*What is being asked*
Reading the listing below, count the lines that contain the word "excesivos" and give that count alone.

(Dataset excerpt)

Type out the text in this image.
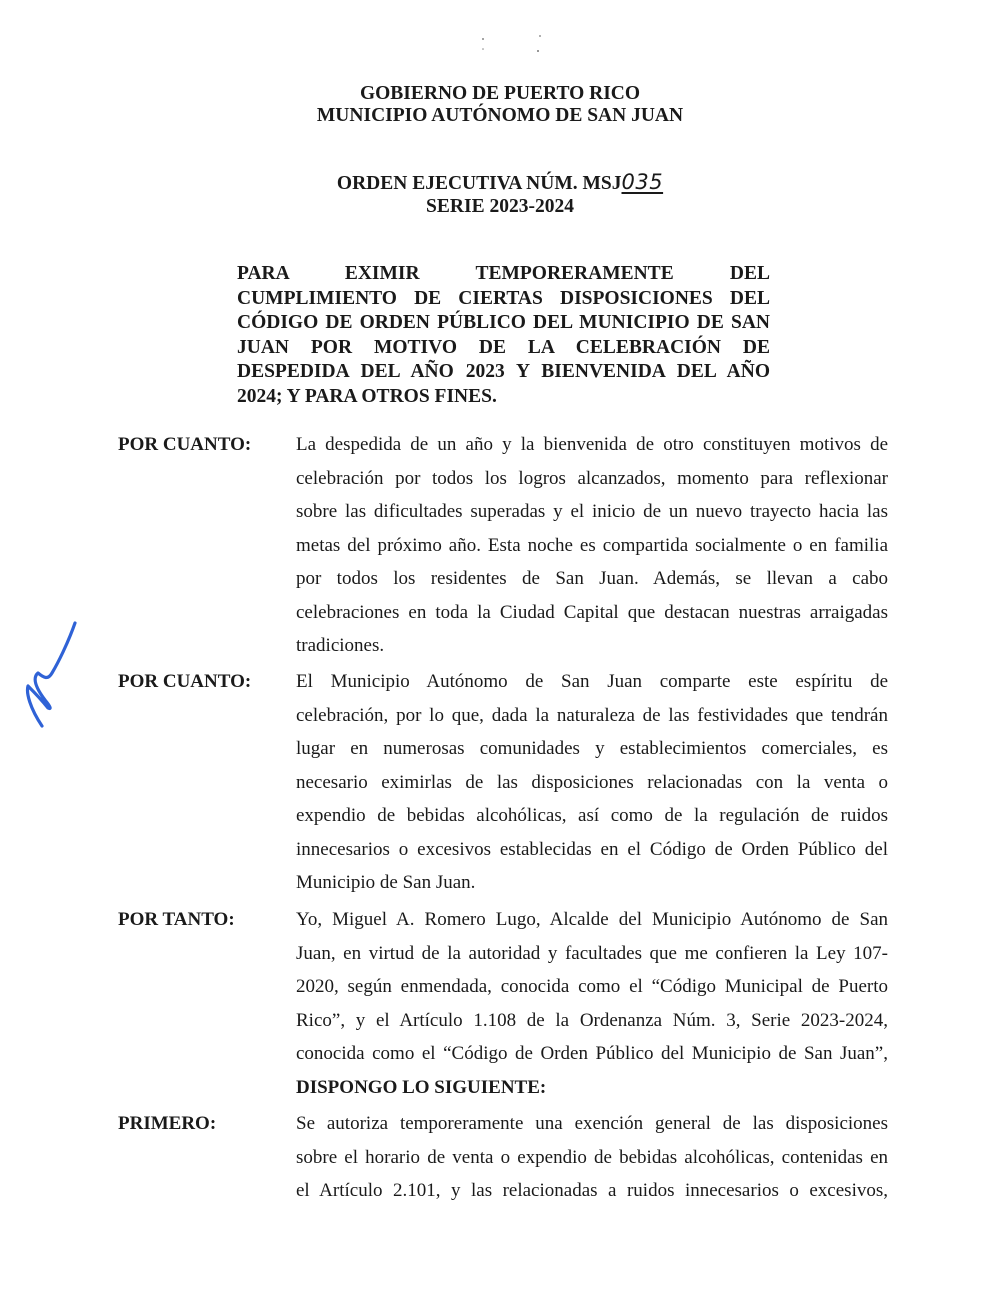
GOBIERNO DE PUERTO RICO
MUNICIPIO AUTÓNOMO DE SAN JUAN
ORDEN EJECUTIVA NÚM. MSJ035
SERIE 2023-2024
PARA EXIMIR TEMPORERAMENTE DEL
CUMPLIMIENTO DE CIERTAS DISPOSICIONES DEL
CÓDIGO DE ORDEN PÚBLICO DEL MUNICIPIO DE SAN
JUAN POR MOTIVO DE LA CELEBRACIÓN DE
DESPEDIDA DEL AÑO 2023 Y BIENVENIDA DEL AÑO
2024; Y PARA OTROS FINES.
POR CUANTO: La despedida de un año y la bienvenida de otro constituyen motivos de
celebración por todos los logros alcanzados, momento para reflexionar
sobre las dificultades superadas y el inicio de un nuevo trayecto hacia las
metas del próximo año. Esta noche es compartida socialmente o en familia
por todos los residentes de San Juan. Además, se llevan a cabo
celebraciones en toda la Ciudad Capital que destacan nuestras arraigadas
tradiciones.
POR CUANTO: El Municipio Autónomo de San Juan comparte este espíritu de
celebración, por lo que, dada la naturaleza de las festividades que tendrán
lugar en numerosas comunidades y establecimientos comerciales, es
necesario eximirlas de las disposiciones relacionadas con la venta o
expendio de bebidas alcohólicas, así como de la regulación de ruidos
innecesarios o excesivos establecidas en el Código de Orden Público del
Municipio de San Juan.
POR TANTO:	Yo, Miguel A. Romero Lugo, Alcalde del Municipio Autónomo de San
Juan, en virtud de la autoridad y facultades que me confieren la Ley 107-
2020, según enmendada, conocida como el “Código Municipal de Puerto
Rico”, y el Artículo 1.108 de la Ordenanza Núm. 3, Serie 2023-2024,
conocida como el “Código de Orden Público del Municipio de San Juan”,
DISPONGO LO SIGUIENTE:
PRIMERO:	Se autoriza temporeramente una exención general de las disposiciones
sobre el horario de venta o expendio de bebidas alcohólicas, contenidas en
el Artículo 2.101, y las relacionadas a ruidos innecesarios o excesivos,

*The result*
2